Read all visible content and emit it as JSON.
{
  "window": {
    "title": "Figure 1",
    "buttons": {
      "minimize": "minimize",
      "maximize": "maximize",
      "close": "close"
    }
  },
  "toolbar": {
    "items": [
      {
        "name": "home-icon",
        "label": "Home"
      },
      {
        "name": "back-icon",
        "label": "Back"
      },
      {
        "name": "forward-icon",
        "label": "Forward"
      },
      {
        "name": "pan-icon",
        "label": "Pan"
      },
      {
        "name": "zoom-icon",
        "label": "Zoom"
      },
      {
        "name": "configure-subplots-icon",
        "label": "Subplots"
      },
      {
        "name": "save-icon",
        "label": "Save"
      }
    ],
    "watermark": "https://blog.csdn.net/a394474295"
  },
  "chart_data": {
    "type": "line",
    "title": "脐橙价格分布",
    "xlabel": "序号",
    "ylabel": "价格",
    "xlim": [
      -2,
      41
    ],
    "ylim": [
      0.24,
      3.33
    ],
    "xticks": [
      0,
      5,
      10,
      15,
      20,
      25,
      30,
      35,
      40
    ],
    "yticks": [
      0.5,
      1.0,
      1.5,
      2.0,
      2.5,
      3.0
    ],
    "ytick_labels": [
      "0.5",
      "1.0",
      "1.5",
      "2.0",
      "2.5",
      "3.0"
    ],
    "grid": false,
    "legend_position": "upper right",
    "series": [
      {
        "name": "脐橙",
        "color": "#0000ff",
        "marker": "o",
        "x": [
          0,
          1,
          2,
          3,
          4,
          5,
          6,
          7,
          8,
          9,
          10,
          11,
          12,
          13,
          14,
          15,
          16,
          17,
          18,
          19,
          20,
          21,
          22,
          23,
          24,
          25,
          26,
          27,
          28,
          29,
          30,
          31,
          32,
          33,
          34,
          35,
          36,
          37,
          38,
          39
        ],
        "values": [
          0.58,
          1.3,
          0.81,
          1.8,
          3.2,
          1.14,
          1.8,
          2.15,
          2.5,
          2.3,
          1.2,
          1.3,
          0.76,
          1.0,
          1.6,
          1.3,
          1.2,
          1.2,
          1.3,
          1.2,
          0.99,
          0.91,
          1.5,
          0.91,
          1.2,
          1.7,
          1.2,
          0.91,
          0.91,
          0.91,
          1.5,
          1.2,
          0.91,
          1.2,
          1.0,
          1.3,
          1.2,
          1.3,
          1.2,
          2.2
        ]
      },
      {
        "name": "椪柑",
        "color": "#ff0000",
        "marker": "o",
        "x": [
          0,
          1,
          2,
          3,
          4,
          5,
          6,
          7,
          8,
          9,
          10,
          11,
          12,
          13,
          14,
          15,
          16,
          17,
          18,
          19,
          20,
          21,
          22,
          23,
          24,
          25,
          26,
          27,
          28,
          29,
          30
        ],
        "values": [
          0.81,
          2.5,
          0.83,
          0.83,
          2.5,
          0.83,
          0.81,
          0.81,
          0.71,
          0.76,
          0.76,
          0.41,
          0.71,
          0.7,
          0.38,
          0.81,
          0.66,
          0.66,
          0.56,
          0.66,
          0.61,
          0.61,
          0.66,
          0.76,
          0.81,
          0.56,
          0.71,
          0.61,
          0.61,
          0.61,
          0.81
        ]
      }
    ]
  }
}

******

_The problem_.
Take the lines above and retype all of them exactly.

_Response below_.
Read all visible content and emit it as JSON.
{
  "window": {
    "title": "Figure 1",
    "buttons": {
      "minimize": "minimize",
      "maximize": "maximize",
      "close": "close"
    }
  },
  "toolbar": {
    "items": [
      {
        "name": "home-icon",
        "label": "Home"
      },
      {
        "name": "back-icon",
        "label": "Back"
      },
      {
        "name": "forward-icon",
        "label": "Forward"
      },
      {
        "name": "pan-icon",
        "label": "Pan"
      },
      {
        "name": "zoom-icon",
        "label": "Zoom"
      },
      {
        "name": "configure-subplots-icon",
        "label": "Subplots"
      },
      {
        "name": "save-icon",
        "label": "Save"
      }
    ],
    "watermark": "https://blog.csdn.net/a394474295"
  },
  "chart_data": {
    "type": "line",
    "title": "脐橙价格分布",
    "xlabel": "序号",
    "ylabel": "价格",
    "xlim": [
      -2,
      41
    ],
    "ylim": [
      0.24,
      3.33
    ],
    "xticks": [
      0,
      5,
      10,
      15,
      20,
      25,
      30,
      35,
      40
    ],
    "yticks": [
      0.5,
      1.0,
      1.5,
      2.0,
      2.5,
      3.0
    ],
    "ytick_labels": [
      "0.5",
      "1.0",
      "1.5",
      "2.0",
      "2.5",
      "3.0"
    ],
    "grid": false,
    "legend_position": "upper right",
    "series": [
      {
        "name": "脐橙",
        "color": "#0000ff",
        "marker": "o",
        "x": [
          0,
          1,
          2,
          3,
          4,
          5,
          6,
          7,
          8,
          9,
          10,
          11,
          12,
          13,
          14,
          15,
          16,
          17,
          18,
          19,
          20,
          21,
          22,
          23,
          24,
          25,
          26,
          27,
          28,
          29,
          30,
          31,
          32,
          33,
          34,
          35,
          36,
          37,
          38,
          39
        ],
        "values": [
          0.58,
          1.3,
          0.81,
          1.8,
          3.2,
          1.14,
          1.8,
          2.15,
          2.5,
          2.3,
          1.2,
          1.3,
          0.76,
          1.0,
          1.6,
          1.3,
          1.2,
          1.2,
          1.3,
          1.2,
          0.99,
          0.91,
          1.5,
          0.91,
          1.2,
          1.7,
          1.2,
          0.91,
          0.91,
          0.91,
          1.5,
          1.2,
          0.91,
          1.2,
          1.0,
          1.3,
          1.2,
          1.3,
          1.2,
          2.2
        ]
      },
      {
        "name": "椪柑",
        "color": "#ff0000",
        "marker": "o",
        "x": [
          0,
          1,
          2,
          3,
          4,
          5,
          6,
          7,
          8,
          9,
          10,
          11,
          12,
          13,
          14,
          15,
          16,
          17,
          18,
          19,
          20,
          21,
          22,
          23,
          24,
          25,
          26,
          27,
          28,
          29,
          30
        ],
        "values": [
          0.81,
          2.5,
          0.83,
          0.83,
          2.5,
          0.83,
          0.81,
          0.81,
          0.71,
          0.76,
          0.76,
          0.41,
          0.71,
          0.7,
          0.38,
          0.81,
          0.66,
          0.66,
          0.56,
          0.66,
          0.61,
          0.61,
          0.66,
          0.76,
          0.81,
          0.56,
          0.71,
          0.61,
          0.61,
          0.61,
          0.81
        ]
      }
    ]
  }
}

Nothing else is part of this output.